> **TASK DESCRIPTION**
Copy every line of the data that includes the string "JSON".

******************************

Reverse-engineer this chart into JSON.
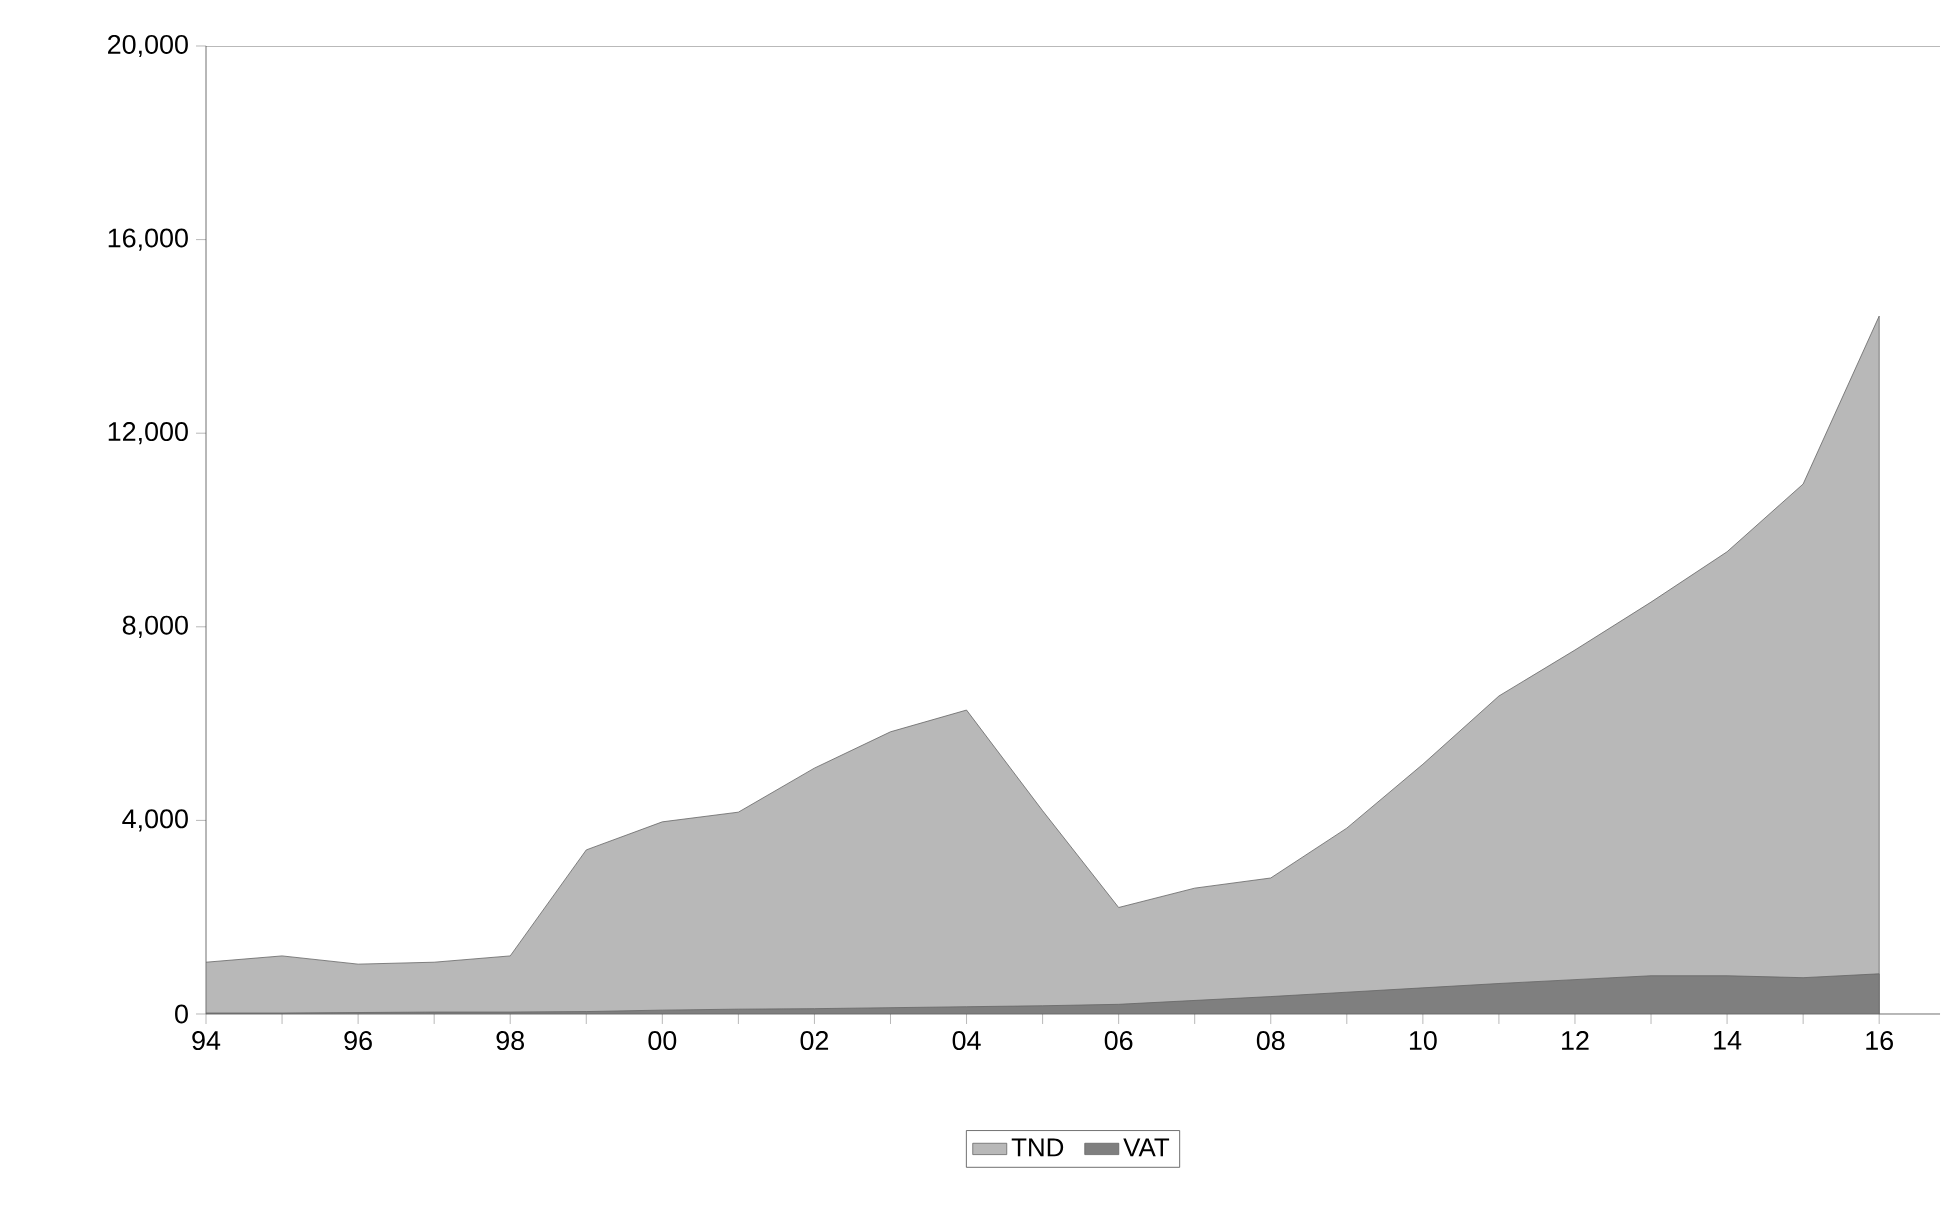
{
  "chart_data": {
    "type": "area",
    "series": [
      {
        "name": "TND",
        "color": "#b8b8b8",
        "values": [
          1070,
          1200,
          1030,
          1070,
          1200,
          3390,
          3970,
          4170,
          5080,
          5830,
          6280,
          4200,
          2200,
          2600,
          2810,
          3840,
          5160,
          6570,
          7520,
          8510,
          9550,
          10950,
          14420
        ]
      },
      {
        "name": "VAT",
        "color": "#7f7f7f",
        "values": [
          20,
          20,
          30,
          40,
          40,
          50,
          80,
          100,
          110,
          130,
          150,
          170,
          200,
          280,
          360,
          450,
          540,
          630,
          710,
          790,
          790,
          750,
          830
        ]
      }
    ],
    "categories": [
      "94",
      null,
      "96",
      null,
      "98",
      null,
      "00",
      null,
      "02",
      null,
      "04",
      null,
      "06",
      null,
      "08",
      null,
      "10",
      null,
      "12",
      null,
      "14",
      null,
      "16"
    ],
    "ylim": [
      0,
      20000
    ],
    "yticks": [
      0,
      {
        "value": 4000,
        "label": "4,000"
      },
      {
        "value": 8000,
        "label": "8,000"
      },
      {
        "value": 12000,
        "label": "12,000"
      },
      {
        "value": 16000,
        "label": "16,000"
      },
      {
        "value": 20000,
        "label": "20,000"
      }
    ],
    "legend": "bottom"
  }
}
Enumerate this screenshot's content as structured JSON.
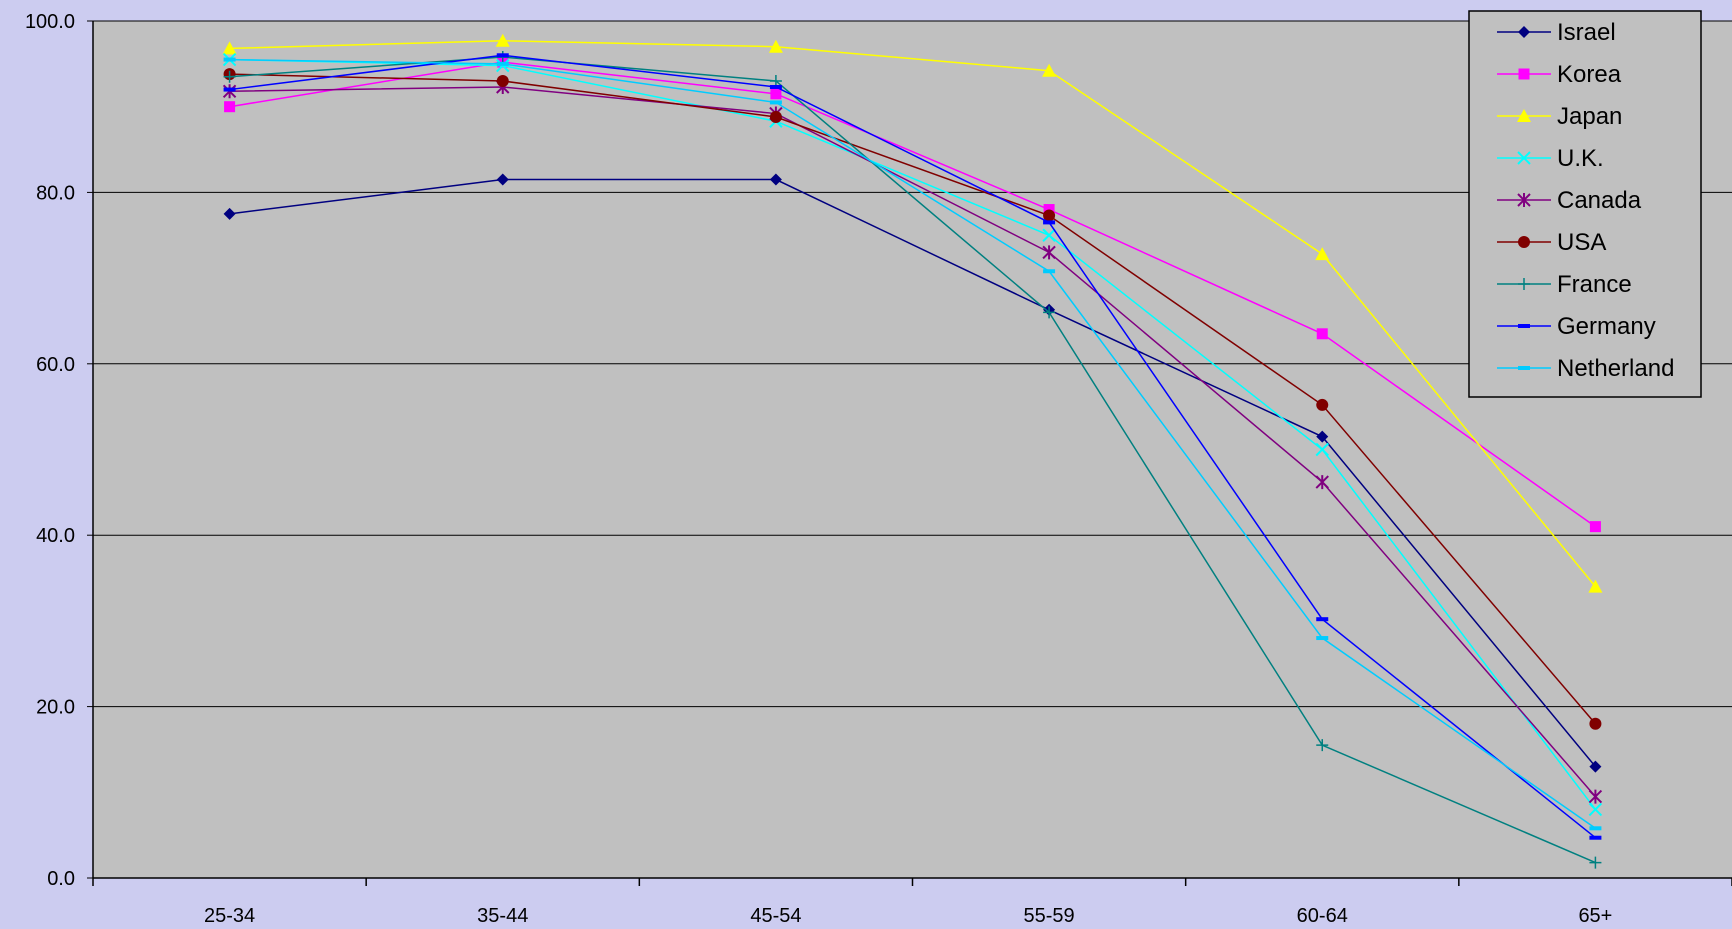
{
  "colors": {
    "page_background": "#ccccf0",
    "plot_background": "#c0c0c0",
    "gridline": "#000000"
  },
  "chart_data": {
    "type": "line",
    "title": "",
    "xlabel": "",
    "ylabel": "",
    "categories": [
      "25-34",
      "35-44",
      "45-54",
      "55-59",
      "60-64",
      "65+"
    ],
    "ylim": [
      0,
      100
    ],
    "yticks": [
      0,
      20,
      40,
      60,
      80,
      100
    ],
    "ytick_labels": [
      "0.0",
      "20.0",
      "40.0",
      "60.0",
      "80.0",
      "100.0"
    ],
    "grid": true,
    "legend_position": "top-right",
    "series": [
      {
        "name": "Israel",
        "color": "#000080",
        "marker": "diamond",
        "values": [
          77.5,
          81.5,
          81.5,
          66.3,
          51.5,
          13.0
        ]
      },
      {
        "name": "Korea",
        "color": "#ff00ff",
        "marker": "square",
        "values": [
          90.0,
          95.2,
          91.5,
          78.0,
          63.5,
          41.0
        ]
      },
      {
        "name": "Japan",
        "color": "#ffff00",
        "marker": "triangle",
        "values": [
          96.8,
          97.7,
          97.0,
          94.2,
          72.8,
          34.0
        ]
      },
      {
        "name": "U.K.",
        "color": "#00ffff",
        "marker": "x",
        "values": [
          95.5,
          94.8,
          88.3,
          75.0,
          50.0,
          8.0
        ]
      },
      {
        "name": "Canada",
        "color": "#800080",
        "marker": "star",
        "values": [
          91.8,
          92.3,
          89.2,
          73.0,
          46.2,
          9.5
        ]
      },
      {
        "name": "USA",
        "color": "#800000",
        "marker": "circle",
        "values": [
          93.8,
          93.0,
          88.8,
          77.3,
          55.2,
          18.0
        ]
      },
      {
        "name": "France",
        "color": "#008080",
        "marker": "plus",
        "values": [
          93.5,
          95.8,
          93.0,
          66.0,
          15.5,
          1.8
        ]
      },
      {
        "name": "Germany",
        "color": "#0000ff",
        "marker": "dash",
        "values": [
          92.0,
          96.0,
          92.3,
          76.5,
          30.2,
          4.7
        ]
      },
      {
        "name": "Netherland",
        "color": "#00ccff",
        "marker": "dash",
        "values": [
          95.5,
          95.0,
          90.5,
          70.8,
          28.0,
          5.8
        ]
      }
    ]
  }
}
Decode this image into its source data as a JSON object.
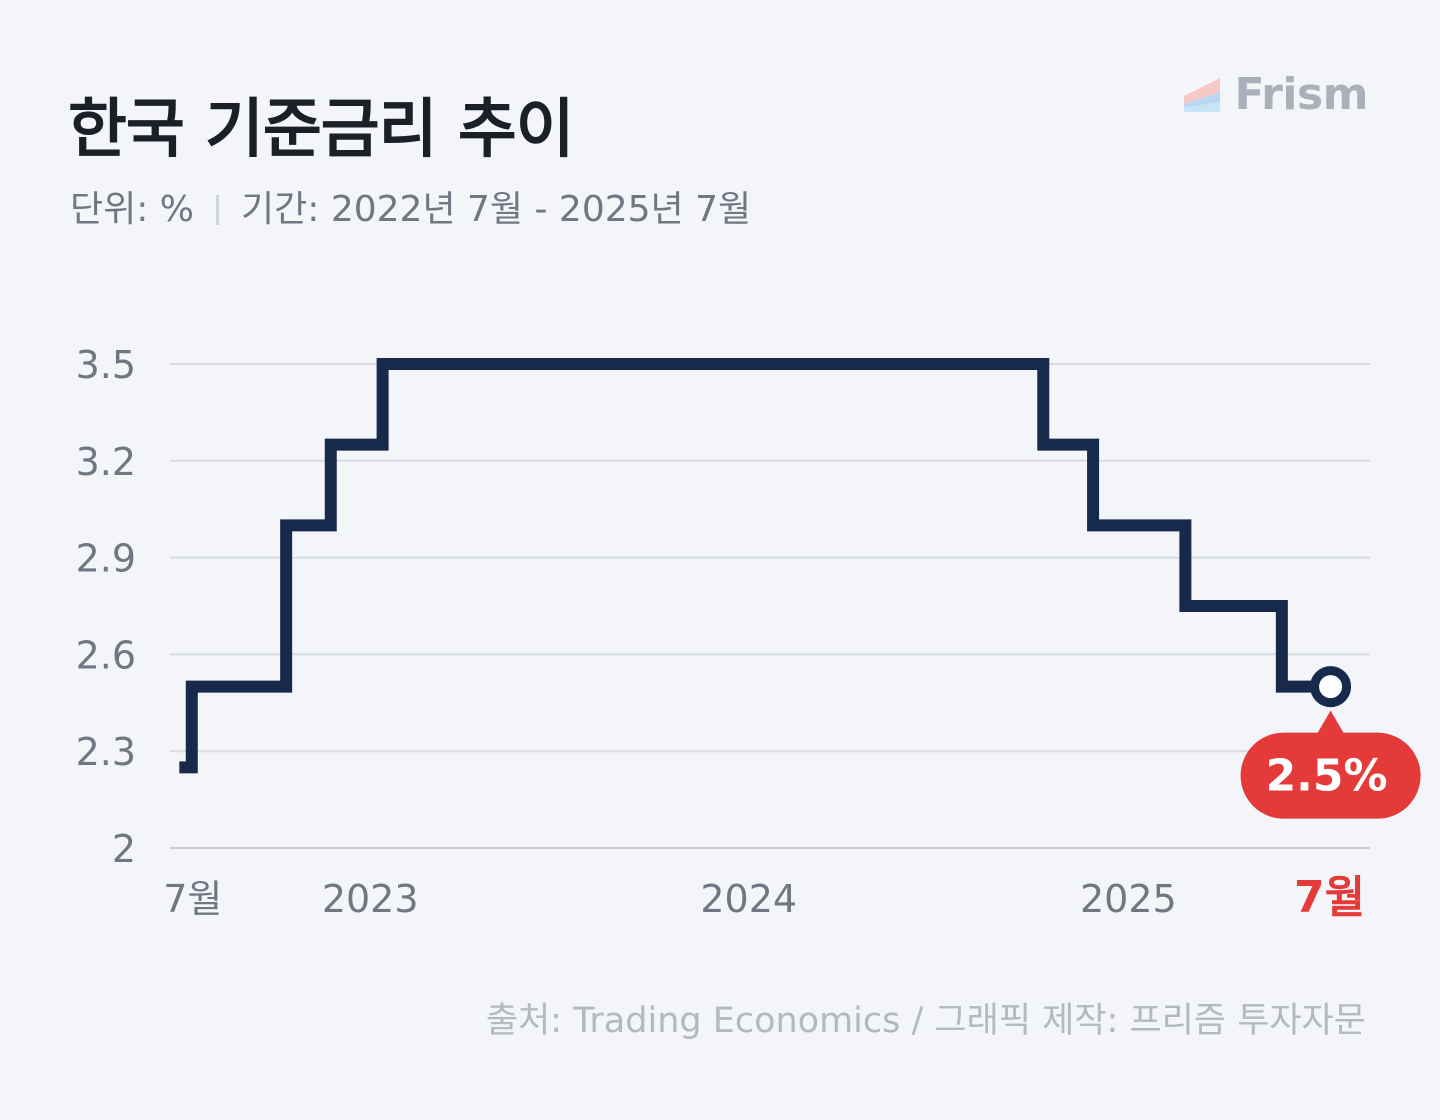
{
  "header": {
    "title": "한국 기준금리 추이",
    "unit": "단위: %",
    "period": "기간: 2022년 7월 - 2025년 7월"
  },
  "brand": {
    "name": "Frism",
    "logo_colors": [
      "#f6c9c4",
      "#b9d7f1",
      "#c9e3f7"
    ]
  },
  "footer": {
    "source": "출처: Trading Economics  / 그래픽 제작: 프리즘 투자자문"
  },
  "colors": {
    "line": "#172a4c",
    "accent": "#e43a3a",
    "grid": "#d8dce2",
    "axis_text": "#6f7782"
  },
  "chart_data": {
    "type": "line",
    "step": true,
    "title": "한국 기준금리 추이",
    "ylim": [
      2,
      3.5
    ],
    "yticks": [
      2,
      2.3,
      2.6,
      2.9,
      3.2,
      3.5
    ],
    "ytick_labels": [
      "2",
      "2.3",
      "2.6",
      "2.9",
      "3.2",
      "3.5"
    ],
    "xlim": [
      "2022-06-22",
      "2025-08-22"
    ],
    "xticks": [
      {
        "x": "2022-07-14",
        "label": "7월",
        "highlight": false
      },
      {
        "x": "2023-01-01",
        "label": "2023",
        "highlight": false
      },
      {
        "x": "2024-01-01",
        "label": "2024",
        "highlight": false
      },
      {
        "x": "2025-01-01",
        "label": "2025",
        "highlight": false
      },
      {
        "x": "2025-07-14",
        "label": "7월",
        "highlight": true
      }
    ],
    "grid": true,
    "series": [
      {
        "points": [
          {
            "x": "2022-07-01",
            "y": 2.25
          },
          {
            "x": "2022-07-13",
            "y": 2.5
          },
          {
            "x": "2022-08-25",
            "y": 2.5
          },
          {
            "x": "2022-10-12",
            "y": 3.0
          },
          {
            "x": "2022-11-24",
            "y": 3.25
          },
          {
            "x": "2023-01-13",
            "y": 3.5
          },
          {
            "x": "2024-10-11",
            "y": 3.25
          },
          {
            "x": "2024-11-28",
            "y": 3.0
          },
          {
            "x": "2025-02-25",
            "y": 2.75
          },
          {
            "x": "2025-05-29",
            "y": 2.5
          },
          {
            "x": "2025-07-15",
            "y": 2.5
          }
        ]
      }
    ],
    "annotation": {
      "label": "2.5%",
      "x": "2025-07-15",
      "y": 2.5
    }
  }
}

******************************

> **RESPONSE BELOW**
Reverse-engineer this chart into JSON.
Enumerate this screenshot's content as structured JSON.
Decode this image into its source data as a JSON object.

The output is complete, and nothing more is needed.